* _AIM_
Among the lines below, list those containing the string "Virtualized".

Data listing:
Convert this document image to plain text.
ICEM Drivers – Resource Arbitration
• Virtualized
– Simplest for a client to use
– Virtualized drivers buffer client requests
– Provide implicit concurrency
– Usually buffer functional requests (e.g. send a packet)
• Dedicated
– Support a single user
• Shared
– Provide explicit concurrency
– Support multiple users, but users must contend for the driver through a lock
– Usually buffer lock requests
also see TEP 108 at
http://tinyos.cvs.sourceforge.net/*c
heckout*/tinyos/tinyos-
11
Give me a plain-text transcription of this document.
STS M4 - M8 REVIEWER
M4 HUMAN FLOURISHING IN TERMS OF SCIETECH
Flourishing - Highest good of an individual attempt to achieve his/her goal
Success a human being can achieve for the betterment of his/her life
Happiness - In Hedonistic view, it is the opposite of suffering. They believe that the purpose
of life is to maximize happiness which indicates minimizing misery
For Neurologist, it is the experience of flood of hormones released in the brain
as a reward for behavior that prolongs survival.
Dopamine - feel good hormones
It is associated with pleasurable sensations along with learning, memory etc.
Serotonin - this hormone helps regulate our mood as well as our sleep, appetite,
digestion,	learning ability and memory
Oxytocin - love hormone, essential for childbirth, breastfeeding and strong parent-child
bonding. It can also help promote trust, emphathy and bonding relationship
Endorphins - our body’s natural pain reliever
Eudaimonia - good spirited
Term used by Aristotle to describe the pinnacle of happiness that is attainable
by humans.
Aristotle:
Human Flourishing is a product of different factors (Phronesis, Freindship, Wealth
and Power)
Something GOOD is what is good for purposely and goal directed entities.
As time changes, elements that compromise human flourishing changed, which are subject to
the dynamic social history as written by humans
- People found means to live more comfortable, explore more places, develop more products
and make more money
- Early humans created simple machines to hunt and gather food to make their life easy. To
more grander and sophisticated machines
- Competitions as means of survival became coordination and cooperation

* _RESPONSE TO THIS EXERCISE_
• Virtualized
– Virtualized drivers buffer client requests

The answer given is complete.